◆ Document section:
........

MLIR Backend (`mlir_backend.py`)

The MLIR backend to our compiler is responsible for transforming our high-level MLIR code through various lowering stages until it reaches LLVM IR and finally executable code. Let's walk through the key components and design principles:

The backend supports two primary compilation targets:

class Target(enum.Enum):
    OPENMP = "openmp"      # Parallel execution using OpenMP
    BASIC_LOOPS = "loops"  # Sequential execution with basic loops

This allows the compiler to generate either parallel code using OpenMP for multi-threaded execution or simpler sequential code depending on the application's needs.

The compilation process is organized into several distinct phases, each applying specific MLIR optimization passes:

Common Initial Transformations:

COMMON_INITIAL_OPTIONS = (
    "--debugify-level=locations",
    "--inline",
    "-affine-loop-normalize",
    "-affine-parallelize",
    "-affine-super-vectorize",
    "--affine-scalrep",
    "-lower-affine",
    "-convert-vector-to-scf",
    "-convert-linalg-to-loops",
)

........

◆ Written request: Write the next part of the MLIR backend description, starting after the list of common initial transformation options. The lines after this have nothing to do with what is asked here.

◆ Extracted material:
........

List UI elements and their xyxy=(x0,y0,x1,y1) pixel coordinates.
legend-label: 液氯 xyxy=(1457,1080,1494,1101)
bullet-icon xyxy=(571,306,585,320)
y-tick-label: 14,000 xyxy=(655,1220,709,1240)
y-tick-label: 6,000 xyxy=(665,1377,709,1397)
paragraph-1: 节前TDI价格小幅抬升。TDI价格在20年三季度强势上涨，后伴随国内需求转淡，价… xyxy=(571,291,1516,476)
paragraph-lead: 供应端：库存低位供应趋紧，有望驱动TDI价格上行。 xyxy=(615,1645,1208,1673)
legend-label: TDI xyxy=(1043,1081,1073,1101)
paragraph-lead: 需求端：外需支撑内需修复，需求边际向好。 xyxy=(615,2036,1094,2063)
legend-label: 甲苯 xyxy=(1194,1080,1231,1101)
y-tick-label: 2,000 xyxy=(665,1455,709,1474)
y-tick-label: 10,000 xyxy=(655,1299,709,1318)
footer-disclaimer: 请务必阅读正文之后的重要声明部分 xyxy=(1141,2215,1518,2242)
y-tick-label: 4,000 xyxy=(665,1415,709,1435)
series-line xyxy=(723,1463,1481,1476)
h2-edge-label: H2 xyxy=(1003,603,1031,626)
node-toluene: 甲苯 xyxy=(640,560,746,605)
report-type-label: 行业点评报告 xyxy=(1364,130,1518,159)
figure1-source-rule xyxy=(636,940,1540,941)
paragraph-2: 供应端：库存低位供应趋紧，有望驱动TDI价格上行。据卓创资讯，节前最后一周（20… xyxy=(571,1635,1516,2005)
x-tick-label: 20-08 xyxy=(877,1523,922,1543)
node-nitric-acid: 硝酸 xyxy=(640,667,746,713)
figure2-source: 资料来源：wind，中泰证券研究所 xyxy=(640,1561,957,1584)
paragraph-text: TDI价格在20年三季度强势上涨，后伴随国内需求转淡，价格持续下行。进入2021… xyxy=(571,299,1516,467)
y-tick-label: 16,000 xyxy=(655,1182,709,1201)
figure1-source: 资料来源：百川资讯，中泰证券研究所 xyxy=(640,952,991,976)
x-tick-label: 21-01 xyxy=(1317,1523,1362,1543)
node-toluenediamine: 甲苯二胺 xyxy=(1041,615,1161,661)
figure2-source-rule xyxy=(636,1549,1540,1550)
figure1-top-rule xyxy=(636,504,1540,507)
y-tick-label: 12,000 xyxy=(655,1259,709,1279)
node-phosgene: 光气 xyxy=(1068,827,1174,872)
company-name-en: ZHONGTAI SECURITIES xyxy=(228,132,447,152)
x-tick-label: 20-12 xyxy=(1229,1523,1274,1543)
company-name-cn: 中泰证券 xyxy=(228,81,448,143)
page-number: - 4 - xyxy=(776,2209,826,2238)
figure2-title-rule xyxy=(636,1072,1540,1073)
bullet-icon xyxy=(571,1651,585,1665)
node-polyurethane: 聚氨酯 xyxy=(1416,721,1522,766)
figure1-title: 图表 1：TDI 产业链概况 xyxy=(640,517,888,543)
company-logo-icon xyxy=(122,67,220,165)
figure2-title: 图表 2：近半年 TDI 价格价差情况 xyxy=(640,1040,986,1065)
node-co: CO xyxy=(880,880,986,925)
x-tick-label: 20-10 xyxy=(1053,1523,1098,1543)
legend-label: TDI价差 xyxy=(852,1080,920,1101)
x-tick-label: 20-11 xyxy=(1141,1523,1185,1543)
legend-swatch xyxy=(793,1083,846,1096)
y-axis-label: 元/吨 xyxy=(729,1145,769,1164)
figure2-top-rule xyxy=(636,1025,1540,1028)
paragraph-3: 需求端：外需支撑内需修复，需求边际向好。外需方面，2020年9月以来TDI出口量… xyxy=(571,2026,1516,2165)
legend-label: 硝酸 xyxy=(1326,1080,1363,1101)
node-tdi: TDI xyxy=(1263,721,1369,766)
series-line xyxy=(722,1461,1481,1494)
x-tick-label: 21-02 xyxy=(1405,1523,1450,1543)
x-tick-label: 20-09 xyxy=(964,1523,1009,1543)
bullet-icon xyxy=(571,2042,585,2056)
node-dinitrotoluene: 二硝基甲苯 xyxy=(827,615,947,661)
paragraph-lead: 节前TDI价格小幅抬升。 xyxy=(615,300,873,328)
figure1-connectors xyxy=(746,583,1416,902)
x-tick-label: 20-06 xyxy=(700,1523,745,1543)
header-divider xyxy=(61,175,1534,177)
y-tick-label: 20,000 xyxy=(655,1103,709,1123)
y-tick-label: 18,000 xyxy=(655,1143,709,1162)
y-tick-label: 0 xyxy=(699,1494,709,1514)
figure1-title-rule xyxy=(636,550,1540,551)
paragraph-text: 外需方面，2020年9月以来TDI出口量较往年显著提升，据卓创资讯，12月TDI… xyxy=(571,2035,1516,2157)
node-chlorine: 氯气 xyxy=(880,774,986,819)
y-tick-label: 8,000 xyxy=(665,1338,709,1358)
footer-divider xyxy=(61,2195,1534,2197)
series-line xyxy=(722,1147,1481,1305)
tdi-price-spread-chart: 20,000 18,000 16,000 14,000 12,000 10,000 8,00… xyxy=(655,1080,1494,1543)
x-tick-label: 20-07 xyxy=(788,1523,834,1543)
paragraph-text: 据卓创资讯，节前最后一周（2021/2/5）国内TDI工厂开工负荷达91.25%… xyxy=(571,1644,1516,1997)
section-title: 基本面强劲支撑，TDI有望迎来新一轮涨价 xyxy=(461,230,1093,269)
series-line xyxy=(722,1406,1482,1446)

........

◆ Exercise response:
These passes handle function inlining, loop normalization, vectorization, and initial dialect conversions.

Target-Specific Lowering:

OpenMP Path: Converts structured control flow to OpenMP operations and then to LLVM

OPENMP_OPTIONS = (
    "-convert-scf-to-openmp",
    "-convert-openmp-to-llvm",
    "-convert-vector-to-llvm",
    "-convert-math-to-llvm",
    # ... additional lowering passes
)

Basic Loops Path: Direct conversion to sequential LLVM IR

BASIC_LOOPS_OPTIONS = (
    "-convert-scf-to-cf",
    "-convert-vector-to-llvm",
    "-convert-math-to-llvm",
    # ... additional lowering passes
)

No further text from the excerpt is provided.